Texte cité:
Le militant écologiste et réalisateur Cyril Dion sort en fin d’année Animal, un nouveau long-métrage traitant cette fois-ci de la biodiversité et de la 6ème extinction de masse. Dans ce documentaire, le spectateur suit Bella et Vipulan, deux jeunes militants écologistes, dans leur recherche d’explications et de solutions à cette disparition massive du vivant. Autour du monde, ils rencontrent des scientifiques, des activistes ou des éleveurs. À l’occasion de la sortie de ce film, Cyril Dion a accepté de répondre à quelques questions sur Animal et de nous livrer son ressenti par rapport à l’urgence écologique 6 ans après le succès de son film Demain avec Mélanie Laurent.

De nombreux adolescents et jeunes adultes ont fait du climat le combat de leur jeunesse, pourquoi avoir choisi de suivre Bella et Vipulan en particulier ?

Bella et Vipulan forment un couple de personnages complémentaires. Vipulan a un côté scientifique que nous avons trouvé très intéressant, car il cherche à comprendre. Il posait beaucoup de questions pour gratter la surface, là où Bella parfois avait juste envie de grimper sur les rochers et de jouer avec les chiens car elle a une relation plus physique aux choses.

Données:
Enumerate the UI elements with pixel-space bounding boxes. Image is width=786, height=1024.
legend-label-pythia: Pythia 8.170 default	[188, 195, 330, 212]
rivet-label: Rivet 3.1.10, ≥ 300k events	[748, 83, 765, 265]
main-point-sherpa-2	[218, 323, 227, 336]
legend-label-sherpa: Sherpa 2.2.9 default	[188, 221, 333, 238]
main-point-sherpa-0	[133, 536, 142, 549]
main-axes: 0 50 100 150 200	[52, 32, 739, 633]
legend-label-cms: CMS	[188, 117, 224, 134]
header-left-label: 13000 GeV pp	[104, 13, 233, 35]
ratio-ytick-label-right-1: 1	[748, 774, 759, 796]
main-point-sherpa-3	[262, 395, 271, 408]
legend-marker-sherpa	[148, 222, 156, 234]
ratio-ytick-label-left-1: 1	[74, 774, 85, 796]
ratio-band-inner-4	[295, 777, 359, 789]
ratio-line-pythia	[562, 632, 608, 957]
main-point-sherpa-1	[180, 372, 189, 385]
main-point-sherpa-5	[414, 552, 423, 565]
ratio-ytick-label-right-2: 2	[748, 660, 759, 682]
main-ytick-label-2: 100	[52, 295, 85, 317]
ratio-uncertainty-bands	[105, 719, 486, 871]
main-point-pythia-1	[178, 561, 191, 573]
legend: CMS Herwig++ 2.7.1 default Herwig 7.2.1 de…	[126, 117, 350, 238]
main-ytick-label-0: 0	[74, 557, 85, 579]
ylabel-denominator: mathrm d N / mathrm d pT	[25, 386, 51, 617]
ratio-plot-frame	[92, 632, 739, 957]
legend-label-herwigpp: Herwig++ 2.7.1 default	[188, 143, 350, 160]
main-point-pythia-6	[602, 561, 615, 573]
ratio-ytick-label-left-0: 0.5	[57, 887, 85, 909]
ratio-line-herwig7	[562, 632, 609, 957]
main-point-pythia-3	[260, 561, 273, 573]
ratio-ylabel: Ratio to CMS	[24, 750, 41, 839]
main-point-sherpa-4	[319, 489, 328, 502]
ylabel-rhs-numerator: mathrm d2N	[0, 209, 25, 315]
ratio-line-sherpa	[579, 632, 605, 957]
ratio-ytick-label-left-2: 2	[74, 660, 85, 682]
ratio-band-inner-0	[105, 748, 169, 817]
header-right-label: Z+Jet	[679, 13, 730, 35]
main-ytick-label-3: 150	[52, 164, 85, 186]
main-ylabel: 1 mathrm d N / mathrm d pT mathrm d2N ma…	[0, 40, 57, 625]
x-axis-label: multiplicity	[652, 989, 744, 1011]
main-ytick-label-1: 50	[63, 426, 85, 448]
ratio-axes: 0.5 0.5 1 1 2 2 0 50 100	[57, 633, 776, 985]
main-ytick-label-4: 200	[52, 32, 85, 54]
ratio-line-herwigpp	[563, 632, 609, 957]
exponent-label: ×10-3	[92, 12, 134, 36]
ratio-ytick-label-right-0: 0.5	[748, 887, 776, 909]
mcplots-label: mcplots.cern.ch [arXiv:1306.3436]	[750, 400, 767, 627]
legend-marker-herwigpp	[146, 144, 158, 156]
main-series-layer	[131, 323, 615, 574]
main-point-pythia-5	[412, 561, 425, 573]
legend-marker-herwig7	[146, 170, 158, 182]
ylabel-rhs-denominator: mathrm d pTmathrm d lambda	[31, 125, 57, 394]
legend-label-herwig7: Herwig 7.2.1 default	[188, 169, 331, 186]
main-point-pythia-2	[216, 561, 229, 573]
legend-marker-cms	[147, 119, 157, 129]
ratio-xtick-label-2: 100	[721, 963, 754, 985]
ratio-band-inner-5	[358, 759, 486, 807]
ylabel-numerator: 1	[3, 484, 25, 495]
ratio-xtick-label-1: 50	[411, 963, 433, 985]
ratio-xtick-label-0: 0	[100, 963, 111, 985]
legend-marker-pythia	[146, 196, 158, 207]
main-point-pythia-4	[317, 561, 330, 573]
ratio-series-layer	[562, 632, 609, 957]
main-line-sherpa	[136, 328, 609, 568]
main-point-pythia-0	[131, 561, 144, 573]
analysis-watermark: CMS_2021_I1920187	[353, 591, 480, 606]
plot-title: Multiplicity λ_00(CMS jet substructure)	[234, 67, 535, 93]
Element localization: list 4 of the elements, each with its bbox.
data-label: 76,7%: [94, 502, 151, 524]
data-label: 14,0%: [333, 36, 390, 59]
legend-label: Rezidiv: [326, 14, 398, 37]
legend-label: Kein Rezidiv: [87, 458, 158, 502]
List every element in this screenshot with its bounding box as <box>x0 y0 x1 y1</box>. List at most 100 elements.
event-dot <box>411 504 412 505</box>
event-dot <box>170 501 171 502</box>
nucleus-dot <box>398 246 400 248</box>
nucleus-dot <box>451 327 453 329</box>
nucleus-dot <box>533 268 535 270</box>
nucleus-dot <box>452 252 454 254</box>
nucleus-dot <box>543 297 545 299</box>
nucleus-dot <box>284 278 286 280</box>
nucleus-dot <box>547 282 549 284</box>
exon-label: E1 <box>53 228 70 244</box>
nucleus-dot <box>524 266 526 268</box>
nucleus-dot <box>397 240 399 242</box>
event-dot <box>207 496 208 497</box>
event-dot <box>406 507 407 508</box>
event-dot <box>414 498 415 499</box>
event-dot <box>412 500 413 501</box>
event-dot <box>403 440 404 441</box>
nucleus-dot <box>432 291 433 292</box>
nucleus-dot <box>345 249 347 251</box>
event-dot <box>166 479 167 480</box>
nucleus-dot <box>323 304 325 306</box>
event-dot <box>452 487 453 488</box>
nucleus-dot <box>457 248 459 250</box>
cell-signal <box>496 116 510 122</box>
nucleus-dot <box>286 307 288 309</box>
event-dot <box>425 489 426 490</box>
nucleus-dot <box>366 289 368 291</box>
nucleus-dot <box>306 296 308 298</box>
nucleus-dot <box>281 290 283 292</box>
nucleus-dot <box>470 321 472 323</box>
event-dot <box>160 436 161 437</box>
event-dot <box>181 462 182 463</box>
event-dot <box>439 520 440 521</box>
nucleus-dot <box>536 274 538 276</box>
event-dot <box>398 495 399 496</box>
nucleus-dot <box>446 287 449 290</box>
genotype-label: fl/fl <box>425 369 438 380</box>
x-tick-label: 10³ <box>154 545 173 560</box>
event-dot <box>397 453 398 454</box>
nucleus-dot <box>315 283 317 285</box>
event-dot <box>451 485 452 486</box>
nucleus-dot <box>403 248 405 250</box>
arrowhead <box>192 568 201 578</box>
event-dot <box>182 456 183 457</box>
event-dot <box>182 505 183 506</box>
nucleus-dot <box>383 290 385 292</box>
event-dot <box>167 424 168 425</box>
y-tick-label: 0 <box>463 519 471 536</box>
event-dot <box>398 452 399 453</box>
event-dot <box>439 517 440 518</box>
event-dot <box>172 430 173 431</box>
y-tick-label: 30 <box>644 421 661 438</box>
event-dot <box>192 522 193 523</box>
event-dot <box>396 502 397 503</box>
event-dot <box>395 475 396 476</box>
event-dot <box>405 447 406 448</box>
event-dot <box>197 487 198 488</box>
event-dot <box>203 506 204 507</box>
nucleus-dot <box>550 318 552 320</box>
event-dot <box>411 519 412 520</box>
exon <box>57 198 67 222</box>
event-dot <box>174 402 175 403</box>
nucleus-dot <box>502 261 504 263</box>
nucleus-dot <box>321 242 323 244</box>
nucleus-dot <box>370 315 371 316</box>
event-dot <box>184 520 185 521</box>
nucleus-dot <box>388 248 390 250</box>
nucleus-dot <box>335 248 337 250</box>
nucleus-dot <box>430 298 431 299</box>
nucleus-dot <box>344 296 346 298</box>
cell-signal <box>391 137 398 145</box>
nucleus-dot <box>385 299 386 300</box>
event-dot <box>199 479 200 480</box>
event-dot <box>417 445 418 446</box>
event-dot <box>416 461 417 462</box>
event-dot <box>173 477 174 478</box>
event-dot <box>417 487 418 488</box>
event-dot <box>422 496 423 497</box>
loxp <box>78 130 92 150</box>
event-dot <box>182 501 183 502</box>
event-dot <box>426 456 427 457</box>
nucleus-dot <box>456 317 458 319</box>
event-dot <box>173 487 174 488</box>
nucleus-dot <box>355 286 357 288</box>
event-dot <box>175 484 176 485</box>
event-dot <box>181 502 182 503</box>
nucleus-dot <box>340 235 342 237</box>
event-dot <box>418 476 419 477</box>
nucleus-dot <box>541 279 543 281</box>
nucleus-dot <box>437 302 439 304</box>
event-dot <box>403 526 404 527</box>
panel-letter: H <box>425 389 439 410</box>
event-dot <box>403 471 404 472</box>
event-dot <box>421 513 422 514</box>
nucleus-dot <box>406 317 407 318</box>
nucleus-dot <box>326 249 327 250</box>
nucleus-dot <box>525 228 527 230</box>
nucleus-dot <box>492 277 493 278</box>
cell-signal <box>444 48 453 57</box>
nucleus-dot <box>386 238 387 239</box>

Consigne: Continuez l'entretien avec Cyril Dion sur son film Animal, à partir de la fin de sa dernière phrase.

Réponse:
Comment décririez-vous Bella ?

Bella est une des rares à être très engagée sur la défense des animaux sauvages quand l’engagement d’une grande partie de la jeunesse est plus tourné vers le climat. Elle est incroyable, très charismatique et très intelligente. Elle possède une maturité impressionnante. Elle est capable de tenir le choc devant des adultes.

Et Vipulan ?

Je connais Vipulan plus que Bella car nous avons fait des marches pour le climat ensemble. Il avait un profil très complémentaire de celui de Bella puisqu’il est très intéressé par le climat et moins par les animaux. Au début du tournage, il avait même du mal à les approcher et les toucher. Le monde sauvage était une découverte pour lui. De plus, il est très urbain. Son origine sri-lankaise et son milieu social moins privilégié que celui de Bella le rendent plus sensible aux questions d’égalité et de répartitions des richesses.

Ne pensez-vous pas qu’on peine aujourd’hui à parler de l’érosion de la biodiversité ?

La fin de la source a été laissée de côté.